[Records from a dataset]
+++++

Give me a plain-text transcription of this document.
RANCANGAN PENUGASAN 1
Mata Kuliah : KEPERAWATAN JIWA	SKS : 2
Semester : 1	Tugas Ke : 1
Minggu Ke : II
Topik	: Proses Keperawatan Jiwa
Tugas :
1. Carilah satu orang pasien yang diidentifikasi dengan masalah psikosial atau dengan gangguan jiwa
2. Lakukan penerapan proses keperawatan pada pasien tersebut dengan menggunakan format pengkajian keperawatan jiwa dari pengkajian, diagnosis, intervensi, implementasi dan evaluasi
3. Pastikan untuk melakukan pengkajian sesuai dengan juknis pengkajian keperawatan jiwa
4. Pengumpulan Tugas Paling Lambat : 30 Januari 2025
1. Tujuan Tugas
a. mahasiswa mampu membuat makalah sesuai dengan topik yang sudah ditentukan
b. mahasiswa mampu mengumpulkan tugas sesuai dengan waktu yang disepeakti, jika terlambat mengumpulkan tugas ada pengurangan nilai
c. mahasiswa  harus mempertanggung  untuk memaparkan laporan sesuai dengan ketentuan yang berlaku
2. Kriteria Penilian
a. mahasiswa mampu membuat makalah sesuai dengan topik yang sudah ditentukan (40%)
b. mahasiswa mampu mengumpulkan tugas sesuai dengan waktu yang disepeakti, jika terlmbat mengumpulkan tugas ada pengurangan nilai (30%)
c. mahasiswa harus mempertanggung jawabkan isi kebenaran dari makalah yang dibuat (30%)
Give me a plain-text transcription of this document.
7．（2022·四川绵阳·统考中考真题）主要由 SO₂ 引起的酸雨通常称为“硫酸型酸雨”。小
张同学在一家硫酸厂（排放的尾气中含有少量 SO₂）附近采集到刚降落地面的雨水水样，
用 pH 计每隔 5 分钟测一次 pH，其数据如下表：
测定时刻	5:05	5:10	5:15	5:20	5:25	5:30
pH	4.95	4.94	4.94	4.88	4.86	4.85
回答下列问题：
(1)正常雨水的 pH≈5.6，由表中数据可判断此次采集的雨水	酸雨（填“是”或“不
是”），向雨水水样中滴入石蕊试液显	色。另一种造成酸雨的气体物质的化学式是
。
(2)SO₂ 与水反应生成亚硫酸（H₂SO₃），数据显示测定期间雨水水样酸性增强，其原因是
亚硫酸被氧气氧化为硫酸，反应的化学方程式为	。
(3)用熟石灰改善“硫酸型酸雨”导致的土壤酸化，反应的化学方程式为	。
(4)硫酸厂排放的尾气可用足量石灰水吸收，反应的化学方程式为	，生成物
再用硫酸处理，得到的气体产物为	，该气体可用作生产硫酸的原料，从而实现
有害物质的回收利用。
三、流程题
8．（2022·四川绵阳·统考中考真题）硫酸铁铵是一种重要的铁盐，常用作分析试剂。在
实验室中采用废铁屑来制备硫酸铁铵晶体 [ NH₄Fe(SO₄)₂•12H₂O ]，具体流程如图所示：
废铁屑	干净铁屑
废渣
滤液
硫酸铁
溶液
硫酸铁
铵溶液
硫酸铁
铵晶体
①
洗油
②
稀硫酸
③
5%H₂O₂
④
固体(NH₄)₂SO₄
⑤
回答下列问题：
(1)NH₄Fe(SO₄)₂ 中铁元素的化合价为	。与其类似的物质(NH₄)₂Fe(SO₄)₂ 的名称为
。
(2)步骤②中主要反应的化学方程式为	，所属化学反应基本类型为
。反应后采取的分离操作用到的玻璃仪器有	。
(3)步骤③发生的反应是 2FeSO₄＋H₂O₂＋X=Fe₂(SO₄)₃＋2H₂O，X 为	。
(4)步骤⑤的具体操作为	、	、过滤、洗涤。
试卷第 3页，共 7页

+++++

The exercise: Only lines with the string "harus" belong in your answer; copy each one.

Result:
c. mahasiswa  harus mempertanggung  untuk memaparkan laporan sesuai dengan ketentuan yang berlaku
c. mahasiswa harus mempertanggung jawabkan isi kebenaran dari makalah yang dibuat (30%)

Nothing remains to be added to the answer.